What is required »
Write out every record below exactly as it appears.

Information supplied »

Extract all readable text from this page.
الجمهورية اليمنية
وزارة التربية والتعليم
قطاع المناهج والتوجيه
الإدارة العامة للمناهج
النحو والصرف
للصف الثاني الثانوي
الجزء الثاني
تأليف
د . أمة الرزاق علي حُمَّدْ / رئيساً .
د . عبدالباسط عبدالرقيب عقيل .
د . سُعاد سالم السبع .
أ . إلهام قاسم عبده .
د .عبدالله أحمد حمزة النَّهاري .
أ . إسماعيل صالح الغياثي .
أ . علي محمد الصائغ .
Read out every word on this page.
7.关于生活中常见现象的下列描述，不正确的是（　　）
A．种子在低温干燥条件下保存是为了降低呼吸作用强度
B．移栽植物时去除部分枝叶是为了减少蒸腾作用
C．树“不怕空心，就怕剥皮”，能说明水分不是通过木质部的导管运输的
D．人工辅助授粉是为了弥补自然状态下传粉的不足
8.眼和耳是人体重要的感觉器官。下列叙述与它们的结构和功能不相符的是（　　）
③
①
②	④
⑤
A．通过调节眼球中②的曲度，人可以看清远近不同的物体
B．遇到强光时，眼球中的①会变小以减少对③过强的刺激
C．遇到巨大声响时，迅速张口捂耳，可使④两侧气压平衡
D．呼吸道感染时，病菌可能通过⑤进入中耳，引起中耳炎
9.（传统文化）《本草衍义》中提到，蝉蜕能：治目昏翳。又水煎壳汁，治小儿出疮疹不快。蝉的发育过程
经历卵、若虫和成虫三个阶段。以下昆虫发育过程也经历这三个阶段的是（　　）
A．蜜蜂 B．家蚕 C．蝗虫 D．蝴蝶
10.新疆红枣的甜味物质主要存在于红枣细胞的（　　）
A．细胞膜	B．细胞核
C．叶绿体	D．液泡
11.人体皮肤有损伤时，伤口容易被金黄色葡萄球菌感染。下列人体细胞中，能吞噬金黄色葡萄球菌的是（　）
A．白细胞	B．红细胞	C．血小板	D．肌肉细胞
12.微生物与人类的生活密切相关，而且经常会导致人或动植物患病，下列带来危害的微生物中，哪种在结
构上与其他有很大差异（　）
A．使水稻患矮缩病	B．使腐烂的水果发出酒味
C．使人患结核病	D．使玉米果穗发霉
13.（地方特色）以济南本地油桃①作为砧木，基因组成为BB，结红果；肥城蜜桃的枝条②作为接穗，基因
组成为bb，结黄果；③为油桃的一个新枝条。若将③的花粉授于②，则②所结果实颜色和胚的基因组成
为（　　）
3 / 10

Answer to this exercise »
Extract all readable text from this page.
الجمهورية اليمنية
وزارة التربية والتعليم
قطاع المناهج والتوجيه
الإدارة العامة للمناهج
النحو والصرف
للصف الثاني الثانوي
الجزء الثاني
تأليف
د . أمة الرزاق علي حُمَّدْ / رئيساً .
د . عبدالباسط عبدالرقيب عقيل .
د . سُعاد سالم السبع .
أ . إلهام قاسم عبده .
د .عبدالله أحمد حمزة النَّهاري .
أ . إسماعيل صالح الغياثي .
أ . علي محمد الصائغ .
Read out every word on this page.
7.关于生活中常见现象的下列描述，不正确的是（　　）
A．种子在低温干燥条件下保存是为了降低呼吸作用强度
B．移栽植物时去除部分枝叶是为了减少蒸腾作用
C．树“不怕空心，就怕剥皮”，能说明水分不是通过木质部的导管运输的
D．人工辅助授粉是为了弥补自然状态下传粉的不足
8.眼和耳是人体重要的感觉器官。下列叙述与它们的结构和功能不相符的是（　　）
③
①
②	④
⑤
A．通过调节眼球中②的曲度，人可以看清远近不同的物体
B．遇到强光时，眼球中的①会变小以减少对③过强的刺激
C．遇到巨大声响时，迅速张口捂耳，可使④两侧气压平衡
D．呼吸道感染时，病菌可能通过⑤进入中耳，引起中耳炎
9.（传统文化）《本草衍义》中提到，蝉蜕能：治目昏翳。又水煎壳汁，治小儿出疮疹不快。蝉的发育过程
经历卵、若虫和成虫三个阶段。以下昆虫发育过程也经历这三个阶段的是（　　）
A．蜜蜂 B．家蚕 C．蝗虫 D．蝴蝶
10.新疆红枣的甜味物质主要存在于红枣细胞的（　　）
A．细胞膜	B．细胞核
C．叶绿体	D．液泡
11.人体皮肤有损伤时，伤口容易被金黄色葡萄球菌感染。下列人体细胞中，能吞噬金黄色葡萄球菌的是（　）
A．白细胞	B．红细胞	C．血小板	D．肌肉细胞
12.微生物与人类的生活密切相关，而且经常会导致人或动植物患病，下列带来危害的微生物中，哪种在结
构上与其他有很大差异（　）
A．使水稻患矮缩病	B．使腐烂的水果发出酒味
C．使人患结核病	D．使玉米果穗发霉
13.（地方特色）以济南本地油桃①作为砧木，基因组成为BB，结红果；肥城蜜桃的枝条②作为接穗，基因
组成为bb，结黄果；③为油桃的一个新枝条。若将③的花粉授于②，则②所结果实颜色和胚的基因组成
为（　　）
3 / 10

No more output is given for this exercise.